Collected data entries:
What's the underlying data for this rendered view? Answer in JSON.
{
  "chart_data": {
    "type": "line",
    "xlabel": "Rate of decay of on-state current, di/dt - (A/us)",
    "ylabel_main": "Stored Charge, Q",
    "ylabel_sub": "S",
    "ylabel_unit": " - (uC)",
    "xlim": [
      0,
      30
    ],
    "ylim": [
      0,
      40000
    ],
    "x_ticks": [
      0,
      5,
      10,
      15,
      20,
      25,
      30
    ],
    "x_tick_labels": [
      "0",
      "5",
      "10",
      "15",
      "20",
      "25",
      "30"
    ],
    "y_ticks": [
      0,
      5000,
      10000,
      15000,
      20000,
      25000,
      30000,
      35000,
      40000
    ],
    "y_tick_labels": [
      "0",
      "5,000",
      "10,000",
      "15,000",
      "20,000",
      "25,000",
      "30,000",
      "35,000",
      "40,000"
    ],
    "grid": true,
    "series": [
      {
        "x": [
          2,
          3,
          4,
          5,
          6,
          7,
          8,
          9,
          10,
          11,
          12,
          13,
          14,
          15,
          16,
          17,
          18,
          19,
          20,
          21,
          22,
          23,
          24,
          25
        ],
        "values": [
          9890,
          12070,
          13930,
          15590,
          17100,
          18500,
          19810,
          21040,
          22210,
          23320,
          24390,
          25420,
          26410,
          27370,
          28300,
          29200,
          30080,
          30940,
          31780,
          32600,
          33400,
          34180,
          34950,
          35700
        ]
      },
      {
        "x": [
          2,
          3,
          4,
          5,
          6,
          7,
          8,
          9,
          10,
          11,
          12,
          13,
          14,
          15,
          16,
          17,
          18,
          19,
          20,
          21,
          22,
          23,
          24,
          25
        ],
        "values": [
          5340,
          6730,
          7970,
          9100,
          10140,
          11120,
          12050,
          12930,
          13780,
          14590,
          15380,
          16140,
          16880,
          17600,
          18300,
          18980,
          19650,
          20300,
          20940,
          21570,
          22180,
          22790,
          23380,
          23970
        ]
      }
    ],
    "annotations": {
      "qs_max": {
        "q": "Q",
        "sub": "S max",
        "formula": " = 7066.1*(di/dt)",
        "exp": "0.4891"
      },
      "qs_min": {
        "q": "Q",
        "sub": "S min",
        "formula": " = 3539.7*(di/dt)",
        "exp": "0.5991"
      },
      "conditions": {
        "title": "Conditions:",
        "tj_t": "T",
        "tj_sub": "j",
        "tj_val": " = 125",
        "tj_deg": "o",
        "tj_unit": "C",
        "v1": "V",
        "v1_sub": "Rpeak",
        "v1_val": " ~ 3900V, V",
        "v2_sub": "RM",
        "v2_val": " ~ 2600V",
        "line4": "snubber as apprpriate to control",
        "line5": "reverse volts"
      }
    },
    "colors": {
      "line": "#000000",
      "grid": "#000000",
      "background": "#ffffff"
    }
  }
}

WORK TO DO - Tally the lines of the preceding listing in which the word "formula" appears; state nothing but the total.

FULL RESPONSE - 2